- Records that describe figures
....

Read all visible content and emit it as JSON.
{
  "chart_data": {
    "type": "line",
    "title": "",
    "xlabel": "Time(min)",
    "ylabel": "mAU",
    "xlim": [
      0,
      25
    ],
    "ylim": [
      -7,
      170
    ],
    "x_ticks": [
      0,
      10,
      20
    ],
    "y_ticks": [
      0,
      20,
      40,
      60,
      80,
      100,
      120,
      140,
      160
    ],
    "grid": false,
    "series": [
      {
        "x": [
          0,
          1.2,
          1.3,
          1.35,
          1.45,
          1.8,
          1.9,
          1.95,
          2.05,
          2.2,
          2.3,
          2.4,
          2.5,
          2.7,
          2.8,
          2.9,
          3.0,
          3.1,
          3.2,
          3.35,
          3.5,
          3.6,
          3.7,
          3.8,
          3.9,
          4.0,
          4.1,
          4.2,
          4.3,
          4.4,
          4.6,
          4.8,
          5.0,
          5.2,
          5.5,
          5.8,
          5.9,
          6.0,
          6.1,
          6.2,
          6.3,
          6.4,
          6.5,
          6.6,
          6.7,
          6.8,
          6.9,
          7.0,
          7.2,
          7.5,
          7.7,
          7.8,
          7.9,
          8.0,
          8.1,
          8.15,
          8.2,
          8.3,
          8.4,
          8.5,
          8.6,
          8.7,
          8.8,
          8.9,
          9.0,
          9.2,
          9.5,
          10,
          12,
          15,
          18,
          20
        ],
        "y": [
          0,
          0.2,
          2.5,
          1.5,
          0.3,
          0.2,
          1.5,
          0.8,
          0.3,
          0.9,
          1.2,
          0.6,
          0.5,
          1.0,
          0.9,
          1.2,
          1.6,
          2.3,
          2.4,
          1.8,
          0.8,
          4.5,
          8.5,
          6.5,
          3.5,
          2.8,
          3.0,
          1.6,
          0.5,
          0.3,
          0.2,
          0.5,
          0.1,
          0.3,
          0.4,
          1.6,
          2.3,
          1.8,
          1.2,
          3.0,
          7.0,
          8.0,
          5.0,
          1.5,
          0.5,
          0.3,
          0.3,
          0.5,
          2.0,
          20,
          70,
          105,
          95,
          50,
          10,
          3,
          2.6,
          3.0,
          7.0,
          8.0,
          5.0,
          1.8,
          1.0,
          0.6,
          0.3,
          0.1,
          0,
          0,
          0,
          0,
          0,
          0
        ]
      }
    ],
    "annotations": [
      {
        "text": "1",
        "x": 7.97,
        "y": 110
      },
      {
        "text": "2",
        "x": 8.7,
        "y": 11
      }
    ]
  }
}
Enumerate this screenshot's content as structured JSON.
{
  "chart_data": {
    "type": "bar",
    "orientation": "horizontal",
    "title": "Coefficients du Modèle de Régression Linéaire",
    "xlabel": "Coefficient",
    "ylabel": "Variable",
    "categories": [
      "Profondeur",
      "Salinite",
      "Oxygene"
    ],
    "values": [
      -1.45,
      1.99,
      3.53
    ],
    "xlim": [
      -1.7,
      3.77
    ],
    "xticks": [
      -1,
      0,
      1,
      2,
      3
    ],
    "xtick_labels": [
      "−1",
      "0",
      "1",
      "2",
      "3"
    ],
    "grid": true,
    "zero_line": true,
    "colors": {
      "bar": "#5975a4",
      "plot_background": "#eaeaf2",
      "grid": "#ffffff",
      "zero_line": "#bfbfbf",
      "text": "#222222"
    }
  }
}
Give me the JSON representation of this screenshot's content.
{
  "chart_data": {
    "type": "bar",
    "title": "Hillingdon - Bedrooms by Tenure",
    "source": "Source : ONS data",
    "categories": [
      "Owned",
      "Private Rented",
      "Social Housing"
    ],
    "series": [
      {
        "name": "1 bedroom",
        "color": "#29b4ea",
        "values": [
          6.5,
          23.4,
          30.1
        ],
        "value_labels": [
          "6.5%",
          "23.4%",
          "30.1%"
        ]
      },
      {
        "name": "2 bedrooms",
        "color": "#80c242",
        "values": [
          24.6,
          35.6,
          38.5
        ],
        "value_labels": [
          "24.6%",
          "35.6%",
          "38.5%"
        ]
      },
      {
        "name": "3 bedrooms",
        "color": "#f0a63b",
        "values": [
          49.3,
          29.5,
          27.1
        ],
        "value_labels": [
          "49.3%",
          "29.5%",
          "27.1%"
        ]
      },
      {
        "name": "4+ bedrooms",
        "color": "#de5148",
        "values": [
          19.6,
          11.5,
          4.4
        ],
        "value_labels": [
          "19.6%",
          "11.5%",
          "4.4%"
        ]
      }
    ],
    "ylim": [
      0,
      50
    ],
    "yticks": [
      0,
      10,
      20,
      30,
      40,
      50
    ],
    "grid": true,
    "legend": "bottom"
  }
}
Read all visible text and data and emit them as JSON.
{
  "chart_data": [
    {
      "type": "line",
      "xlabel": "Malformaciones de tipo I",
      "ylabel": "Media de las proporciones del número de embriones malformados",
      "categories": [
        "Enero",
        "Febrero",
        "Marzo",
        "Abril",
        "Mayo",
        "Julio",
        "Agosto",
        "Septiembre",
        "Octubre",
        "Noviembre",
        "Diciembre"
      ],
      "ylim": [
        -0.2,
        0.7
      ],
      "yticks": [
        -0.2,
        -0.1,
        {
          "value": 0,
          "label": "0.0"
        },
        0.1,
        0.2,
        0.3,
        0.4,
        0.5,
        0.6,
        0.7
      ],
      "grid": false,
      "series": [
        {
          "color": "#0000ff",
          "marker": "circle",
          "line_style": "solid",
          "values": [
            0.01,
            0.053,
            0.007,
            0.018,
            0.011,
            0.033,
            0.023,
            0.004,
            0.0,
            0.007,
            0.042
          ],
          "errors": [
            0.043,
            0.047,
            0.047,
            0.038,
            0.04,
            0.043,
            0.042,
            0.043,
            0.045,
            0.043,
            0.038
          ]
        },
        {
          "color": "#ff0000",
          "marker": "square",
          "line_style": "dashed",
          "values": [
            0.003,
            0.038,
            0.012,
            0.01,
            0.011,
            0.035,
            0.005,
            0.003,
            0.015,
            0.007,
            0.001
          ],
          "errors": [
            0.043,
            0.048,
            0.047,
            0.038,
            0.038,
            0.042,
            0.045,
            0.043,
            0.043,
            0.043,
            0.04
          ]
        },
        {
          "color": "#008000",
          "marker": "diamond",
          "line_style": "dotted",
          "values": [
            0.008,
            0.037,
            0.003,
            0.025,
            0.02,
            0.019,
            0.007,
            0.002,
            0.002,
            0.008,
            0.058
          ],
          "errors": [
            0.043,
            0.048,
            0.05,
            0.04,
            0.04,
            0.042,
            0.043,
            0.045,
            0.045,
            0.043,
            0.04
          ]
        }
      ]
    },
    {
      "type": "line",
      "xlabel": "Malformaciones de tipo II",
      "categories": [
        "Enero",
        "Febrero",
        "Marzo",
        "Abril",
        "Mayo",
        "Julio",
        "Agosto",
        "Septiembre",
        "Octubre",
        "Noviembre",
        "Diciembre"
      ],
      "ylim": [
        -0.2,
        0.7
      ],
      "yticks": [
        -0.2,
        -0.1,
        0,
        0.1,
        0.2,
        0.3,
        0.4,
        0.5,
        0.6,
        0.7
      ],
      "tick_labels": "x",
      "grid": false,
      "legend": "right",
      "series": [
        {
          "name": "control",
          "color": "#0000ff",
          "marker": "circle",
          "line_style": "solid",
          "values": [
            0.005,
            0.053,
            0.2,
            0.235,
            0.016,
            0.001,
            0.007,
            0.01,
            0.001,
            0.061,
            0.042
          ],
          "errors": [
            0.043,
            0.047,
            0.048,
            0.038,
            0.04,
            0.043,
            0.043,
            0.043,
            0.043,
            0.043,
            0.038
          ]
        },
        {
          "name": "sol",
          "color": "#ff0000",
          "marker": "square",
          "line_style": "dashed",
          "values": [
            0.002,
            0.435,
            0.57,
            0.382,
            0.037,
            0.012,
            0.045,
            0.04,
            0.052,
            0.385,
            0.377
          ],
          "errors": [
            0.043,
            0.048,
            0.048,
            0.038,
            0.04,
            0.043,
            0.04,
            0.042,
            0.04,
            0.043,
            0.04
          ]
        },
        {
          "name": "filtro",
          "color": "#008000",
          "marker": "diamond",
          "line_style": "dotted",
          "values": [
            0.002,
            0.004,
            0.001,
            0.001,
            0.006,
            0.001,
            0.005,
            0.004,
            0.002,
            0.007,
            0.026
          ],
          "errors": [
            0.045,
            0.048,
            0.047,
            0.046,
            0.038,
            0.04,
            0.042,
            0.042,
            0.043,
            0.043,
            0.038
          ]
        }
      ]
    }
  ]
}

....

- Stated problem
Collect each line holding the string "ylabel".

- The completed task
    "ylabel": "mAU",
    "ylabel": "Variable",
      "ylabel": "Media de las proporciones del número de embriones malformados",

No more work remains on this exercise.